DIRECTION »
Copy each line of the data below exactly, leaving out pictures.

ITEMS »
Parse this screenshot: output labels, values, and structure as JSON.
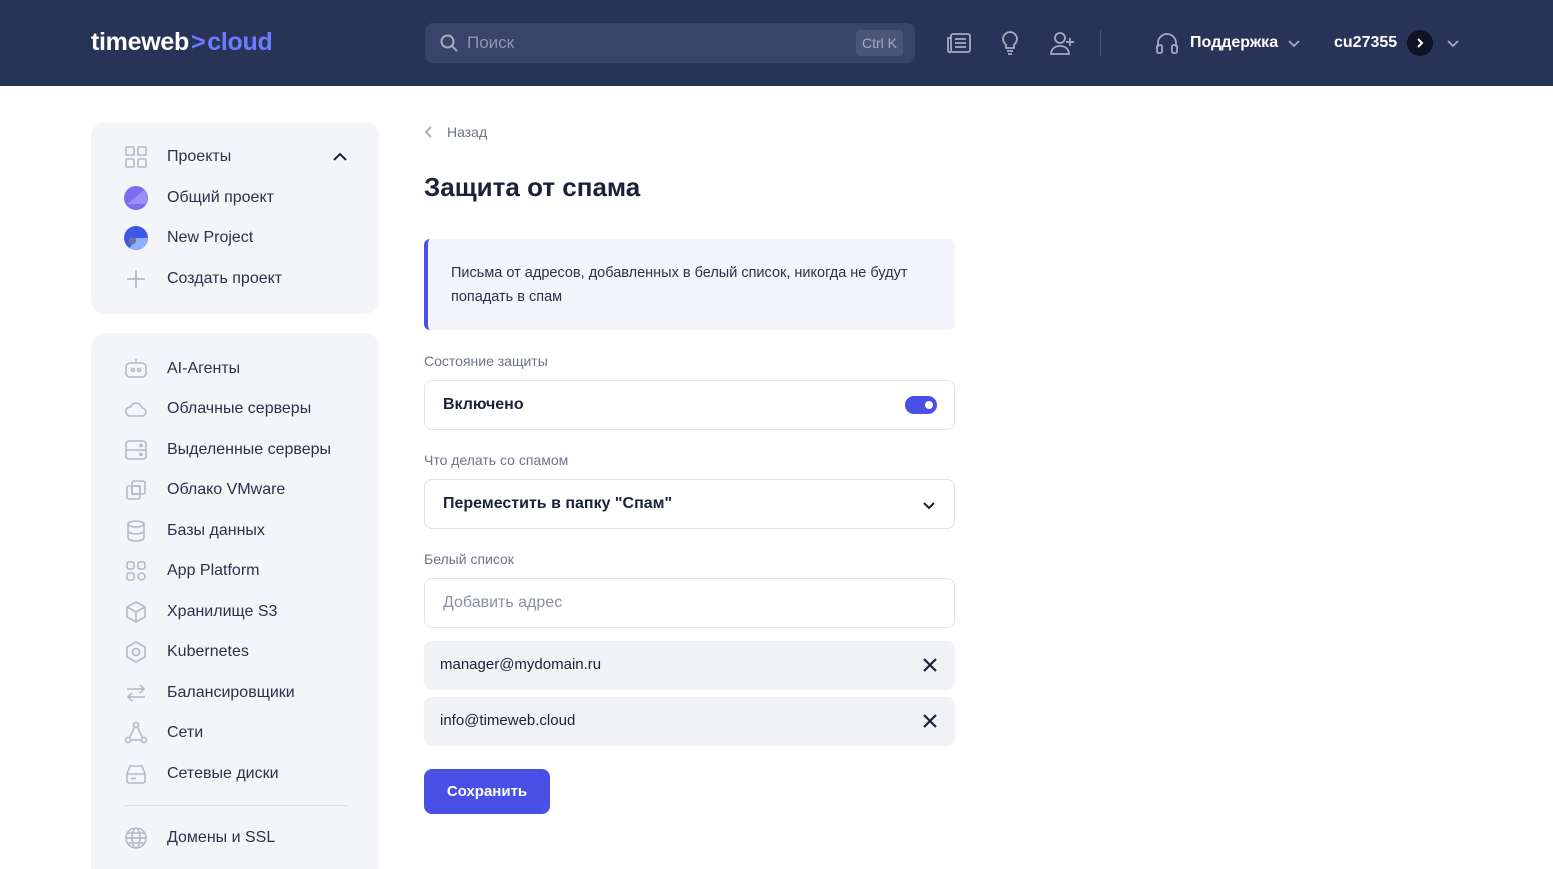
{
  "header": {
    "logo_left": "timeweb",
    "logo_sep": ">",
    "logo_right": "cloud",
    "search_placeholder": "Поиск",
    "search_shortcut": "Ctrl K",
    "support_label": "Поддержка",
    "user_name": "cu27355",
    "icons": [
      "news-icon",
      "lightbulb-icon",
      "add-user-icon"
    ]
  },
  "sidebar": {
    "projects_title": "Проекты",
    "projects": [
      {
        "label": "Общий проект",
        "color": "#7b6cf0"
      },
      {
        "label": "New Project",
        "color": "#3f57e8"
      }
    ],
    "create_project": "Создать проект",
    "nav": [
      {
        "label": "AI-Агенты",
        "icon": "robot-icon"
      },
      {
        "label": "Облачные серверы",
        "icon": "cloud-icon"
      },
      {
        "label": "Выделенные серверы",
        "icon": "server-icon"
      },
      {
        "label": "Облако VMware",
        "icon": "vmware-icon"
      },
      {
        "label": "Базы данных",
        "icon": "database-icon"
      },
      {
        "label": "App Platform",
        "icon": "apps-icon"
      },
      {
        "label": "Хранилище S3",
        "icon": "cube-icon"
      },
      {
        "label": "Kubernetes",
        "icon": "kubernetes-icon"
      },
      {
        "label": "Балансировщики",
        "icon": "balancer-icon"
      },
      {
        "label": "Сети",
        "icon": "network-icon"
      },
      {
        "label": "Сетевые диски",
        "icon": "disk-icon"
      }
    ],
    "domains": {
      "label": "Домены и SSL",
      "icon": "globe-icon"
    }
  },
  "main": {
    "back_label": "Назад",
    "title": "Защита от спама",
    "info_text": "Письма от адресов, добавленных в белый список, никогда не будут попадать в спам",
    "protection_label": "Состояние защиты",
    "protection_value": "Включено",
    "protection_enabled": true,
    "action_label": "Что делать со спамом",
    "action_value": "Переместить в папку \"Спам\"",
    "whitelist_label": "Белый список",
    "whitelist_placeholder": "Добавить адрес",
    "whitelist": [
      "manager@mydomain.ru",
      "info@timeweb.cloud"
    ],
    "save_label": "Сохранить"
  },
  "colors": {
    "topbar": "#283357",
    "accent": "#4a50e6",
    "sidebar_bg": "#f4f5f9"
  }
}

IN RESPONSE »
Parse this screenshot: output labels, values, and structure as JSON.
{
  "header": {
    "logo_left": "timeweb",
    "logo_sep": ">",
    "logo_right": "cloud",
    "search_placeholder": "Поиск",
    "search_shortcut": "Ctrl K",
    "support_label": "Поддержка",
    "user_name": "cu27355",
    "icons": [
      "news-icon",
      "lightbulb-icon",
      "add-user-icon"
    ]
  },
  "sidebar": {
    "projects_title": "Проекты",
    "projects": [
      {
        "label": "Общий проект",
        "color": "#7b6cf0"
      },
      {
        "label": "New Project",
        "color": "#3f57e8"
      }
    ],
    "create_project": "Создать проект",
    "nav": [
      {
        "label": "AI-Агенты",
        "icon": "robot-icon"
      },
      {
        "label": "Облачные серверы",
        "icon": "cloud-icon"
      },
      {
        "label": "Выделенные серверы",
        "icon": "server-icon"
      },
      {
        "label": "Облако VMware",
        "icon": "vmware-icon"
      },
      {
        "label": "Базы данных",
        "icon": "database-icon"
      },
      {
        "label": "App Platform",
        "icon": "apps-icon"
      },
      {
        "label": "Хранилище S3",
        "icon": "cube-icon"
      },
      {
        "label": "Kubernetes",
        "icon": "kubernetes-icon"
      },
      {
        "label": "Балансировщики",
        "icon": "balancer-icon"
      },
      {
        "label": "Сети",
        "icon": "network-icon"
      },
      {
        "label": "Сетевые диски",
        "icon": "disk-icon"
      }
    ],
    "domains": {
      "label": "Домены и SSL",
      "icon": "globe-icon"
    }
  },
  "main": {
    "back_label": "Назад",
    "title": "Защита от спама",
    "info_text": "Письма от адресов, добавленных в белый список, никогда не будут попадать в спам",
    "protection_label": "Состояние защиты",
    "protection_value": "Включено",
    "protection_enabled": true,
    "action_label": "Что делать со спамом",
    "action_value": "Переместить в папку \"Спам\"",
    "whitelist_label": "Белый список",
    "whitelist_placeholder": "Добавить адрес",
    "whitelist": [
      "manager@mydomain.ru",
      "info@timeweb.cloud"
    ],
    "save_label": "Сохранить"
  },
  "colors": {
    "topbar": "#283357",
    "accent": "#4a50e6",
    "sidebar_bg": "#f4f5f9"
  }
}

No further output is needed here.